■ **WHAT YOU NEED TO DO**
Review the material and extract every line in which the word "this" occurs.
★ ★ ★
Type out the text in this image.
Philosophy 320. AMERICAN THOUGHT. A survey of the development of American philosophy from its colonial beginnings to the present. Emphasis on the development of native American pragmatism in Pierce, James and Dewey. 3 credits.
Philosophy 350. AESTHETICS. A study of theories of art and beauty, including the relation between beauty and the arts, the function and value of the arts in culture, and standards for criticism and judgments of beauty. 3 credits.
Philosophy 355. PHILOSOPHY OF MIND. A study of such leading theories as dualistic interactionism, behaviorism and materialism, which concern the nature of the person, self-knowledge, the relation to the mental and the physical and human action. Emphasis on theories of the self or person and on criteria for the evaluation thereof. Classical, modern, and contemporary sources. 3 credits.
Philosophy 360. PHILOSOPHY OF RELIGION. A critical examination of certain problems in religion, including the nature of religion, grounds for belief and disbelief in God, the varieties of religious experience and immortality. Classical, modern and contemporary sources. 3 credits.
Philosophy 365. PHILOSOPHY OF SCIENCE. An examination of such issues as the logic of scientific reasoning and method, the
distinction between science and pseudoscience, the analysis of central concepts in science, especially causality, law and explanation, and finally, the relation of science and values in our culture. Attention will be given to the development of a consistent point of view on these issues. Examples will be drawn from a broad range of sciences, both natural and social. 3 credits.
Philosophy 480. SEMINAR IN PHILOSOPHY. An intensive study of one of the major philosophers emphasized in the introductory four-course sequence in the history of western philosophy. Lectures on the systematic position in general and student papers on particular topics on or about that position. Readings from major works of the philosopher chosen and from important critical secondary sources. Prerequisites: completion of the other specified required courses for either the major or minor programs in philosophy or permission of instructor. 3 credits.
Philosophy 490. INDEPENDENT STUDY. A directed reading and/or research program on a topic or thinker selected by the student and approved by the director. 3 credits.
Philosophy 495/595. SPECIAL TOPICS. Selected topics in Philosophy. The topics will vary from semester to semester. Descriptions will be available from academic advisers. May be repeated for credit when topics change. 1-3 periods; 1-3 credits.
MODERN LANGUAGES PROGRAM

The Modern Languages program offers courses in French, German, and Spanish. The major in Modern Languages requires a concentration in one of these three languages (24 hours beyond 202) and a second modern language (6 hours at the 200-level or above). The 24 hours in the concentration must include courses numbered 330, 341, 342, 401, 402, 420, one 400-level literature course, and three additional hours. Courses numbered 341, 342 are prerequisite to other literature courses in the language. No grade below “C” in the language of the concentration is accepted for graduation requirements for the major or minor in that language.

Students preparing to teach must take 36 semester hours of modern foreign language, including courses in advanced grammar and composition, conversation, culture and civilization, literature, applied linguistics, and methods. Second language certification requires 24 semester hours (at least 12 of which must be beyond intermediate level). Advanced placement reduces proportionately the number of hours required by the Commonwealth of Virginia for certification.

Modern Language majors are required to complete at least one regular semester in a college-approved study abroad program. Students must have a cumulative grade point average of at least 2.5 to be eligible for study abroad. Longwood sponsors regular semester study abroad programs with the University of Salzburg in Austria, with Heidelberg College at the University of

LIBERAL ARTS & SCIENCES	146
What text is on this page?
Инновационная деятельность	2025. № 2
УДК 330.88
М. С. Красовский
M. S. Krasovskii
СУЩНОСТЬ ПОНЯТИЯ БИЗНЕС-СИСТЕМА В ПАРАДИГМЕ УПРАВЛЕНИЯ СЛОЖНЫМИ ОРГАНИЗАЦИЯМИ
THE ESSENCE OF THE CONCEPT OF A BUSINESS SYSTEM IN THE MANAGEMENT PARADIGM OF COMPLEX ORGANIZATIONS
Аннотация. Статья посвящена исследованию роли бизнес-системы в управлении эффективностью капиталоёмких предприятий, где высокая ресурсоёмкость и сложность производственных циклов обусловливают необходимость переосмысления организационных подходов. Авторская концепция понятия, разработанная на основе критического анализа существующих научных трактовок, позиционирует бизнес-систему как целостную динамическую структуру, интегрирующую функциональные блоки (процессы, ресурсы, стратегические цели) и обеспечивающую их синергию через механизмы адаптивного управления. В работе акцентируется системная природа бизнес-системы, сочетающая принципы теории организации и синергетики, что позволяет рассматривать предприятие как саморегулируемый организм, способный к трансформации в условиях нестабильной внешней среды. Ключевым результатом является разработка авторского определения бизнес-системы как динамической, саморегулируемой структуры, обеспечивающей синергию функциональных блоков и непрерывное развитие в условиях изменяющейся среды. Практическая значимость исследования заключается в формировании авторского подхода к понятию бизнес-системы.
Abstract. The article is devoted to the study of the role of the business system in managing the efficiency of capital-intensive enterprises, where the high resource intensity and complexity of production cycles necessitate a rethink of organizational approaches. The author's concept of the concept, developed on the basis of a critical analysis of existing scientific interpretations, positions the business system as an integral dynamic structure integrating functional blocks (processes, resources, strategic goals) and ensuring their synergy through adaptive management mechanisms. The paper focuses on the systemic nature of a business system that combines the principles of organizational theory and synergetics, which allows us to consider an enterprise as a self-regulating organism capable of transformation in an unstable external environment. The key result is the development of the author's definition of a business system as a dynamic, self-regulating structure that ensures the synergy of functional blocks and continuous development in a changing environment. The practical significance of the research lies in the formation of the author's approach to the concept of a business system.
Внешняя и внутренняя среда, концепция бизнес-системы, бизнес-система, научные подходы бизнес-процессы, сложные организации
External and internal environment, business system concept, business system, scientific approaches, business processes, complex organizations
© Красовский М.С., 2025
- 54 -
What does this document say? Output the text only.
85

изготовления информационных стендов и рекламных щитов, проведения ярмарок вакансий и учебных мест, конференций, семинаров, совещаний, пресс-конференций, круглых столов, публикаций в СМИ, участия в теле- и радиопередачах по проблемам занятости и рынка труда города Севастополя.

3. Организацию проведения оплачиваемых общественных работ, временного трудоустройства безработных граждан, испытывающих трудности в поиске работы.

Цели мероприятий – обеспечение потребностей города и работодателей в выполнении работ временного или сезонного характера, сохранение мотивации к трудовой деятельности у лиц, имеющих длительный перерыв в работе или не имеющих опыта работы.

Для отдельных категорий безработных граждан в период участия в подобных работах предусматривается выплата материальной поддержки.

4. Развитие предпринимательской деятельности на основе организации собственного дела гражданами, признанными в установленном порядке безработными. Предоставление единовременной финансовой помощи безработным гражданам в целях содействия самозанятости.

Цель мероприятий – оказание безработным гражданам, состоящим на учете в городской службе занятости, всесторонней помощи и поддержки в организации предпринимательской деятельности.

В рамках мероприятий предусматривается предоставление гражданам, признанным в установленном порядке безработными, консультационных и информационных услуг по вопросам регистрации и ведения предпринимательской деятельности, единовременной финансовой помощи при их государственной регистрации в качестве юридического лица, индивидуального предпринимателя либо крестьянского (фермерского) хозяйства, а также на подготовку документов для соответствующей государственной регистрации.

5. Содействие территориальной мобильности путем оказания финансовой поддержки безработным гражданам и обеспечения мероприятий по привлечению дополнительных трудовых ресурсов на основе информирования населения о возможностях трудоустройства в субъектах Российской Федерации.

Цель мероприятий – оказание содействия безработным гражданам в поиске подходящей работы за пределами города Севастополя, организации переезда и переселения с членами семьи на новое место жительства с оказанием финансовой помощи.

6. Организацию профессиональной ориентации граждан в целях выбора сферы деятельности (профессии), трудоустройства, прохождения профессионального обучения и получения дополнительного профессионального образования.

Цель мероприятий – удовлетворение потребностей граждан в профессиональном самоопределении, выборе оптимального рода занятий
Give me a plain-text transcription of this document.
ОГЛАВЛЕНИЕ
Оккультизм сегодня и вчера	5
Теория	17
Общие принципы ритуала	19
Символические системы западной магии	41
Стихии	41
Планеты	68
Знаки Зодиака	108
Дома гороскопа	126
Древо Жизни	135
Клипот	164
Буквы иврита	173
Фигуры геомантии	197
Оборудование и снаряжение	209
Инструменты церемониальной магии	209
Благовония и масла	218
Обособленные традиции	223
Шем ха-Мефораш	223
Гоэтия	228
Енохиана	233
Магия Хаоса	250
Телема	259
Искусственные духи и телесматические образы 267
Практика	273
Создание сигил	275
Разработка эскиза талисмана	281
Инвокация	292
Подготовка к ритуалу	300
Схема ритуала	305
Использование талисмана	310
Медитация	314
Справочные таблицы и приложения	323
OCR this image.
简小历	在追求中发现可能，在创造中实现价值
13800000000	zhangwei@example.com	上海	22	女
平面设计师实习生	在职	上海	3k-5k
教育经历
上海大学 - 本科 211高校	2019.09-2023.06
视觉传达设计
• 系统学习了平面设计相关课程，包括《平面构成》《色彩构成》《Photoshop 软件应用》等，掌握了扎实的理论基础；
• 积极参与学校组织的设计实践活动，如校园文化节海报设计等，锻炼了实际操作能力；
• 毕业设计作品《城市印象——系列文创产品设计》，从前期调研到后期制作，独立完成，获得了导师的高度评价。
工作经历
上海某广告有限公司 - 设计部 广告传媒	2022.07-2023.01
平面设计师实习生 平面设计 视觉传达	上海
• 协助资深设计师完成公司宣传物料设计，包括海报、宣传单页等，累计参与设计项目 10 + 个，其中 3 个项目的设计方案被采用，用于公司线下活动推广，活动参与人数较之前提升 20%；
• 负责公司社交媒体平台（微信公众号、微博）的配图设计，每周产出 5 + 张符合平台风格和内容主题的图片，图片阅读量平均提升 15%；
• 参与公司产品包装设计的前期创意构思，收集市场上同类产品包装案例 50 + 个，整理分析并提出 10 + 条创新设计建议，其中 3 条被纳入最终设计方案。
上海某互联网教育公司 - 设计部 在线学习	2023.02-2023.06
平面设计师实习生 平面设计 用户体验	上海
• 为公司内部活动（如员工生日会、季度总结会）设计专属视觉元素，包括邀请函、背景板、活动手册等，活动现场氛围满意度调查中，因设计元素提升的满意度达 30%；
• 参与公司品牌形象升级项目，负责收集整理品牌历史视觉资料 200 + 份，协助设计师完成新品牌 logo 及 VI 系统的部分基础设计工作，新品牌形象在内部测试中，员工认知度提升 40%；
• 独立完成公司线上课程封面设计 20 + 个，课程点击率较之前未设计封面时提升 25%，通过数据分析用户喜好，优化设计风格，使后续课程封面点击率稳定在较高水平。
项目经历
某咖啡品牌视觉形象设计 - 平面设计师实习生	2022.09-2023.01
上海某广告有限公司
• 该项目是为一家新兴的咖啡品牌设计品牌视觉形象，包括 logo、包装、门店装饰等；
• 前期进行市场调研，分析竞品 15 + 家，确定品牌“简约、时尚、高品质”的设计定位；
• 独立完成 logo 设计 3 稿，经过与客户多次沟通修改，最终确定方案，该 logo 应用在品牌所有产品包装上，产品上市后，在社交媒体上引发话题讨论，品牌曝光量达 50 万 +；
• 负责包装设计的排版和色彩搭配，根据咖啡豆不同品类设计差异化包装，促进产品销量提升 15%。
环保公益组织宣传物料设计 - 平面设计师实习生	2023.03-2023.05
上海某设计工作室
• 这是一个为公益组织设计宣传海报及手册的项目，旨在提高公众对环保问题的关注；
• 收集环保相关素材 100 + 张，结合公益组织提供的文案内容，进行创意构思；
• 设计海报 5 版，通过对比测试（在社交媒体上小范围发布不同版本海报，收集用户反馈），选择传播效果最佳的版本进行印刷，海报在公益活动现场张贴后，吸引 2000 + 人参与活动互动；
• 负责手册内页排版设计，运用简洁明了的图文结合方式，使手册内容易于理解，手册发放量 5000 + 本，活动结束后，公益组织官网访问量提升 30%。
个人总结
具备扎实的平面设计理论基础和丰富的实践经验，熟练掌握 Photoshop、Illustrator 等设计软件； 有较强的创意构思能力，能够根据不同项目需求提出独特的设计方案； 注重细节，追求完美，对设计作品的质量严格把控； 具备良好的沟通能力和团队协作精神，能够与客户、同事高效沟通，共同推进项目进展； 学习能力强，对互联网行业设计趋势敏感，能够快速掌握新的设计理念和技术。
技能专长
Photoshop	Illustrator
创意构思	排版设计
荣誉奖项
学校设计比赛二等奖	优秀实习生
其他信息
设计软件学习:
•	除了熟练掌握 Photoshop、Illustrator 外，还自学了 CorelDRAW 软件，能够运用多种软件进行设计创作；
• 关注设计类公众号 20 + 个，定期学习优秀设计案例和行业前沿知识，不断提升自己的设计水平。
★ ★ ★
■ **RESPONSE**
Type out the text in this image.
What text is on this page?
What does this document say? Output the text only.
Give me a plain-text transcription of this document.
OCR this image.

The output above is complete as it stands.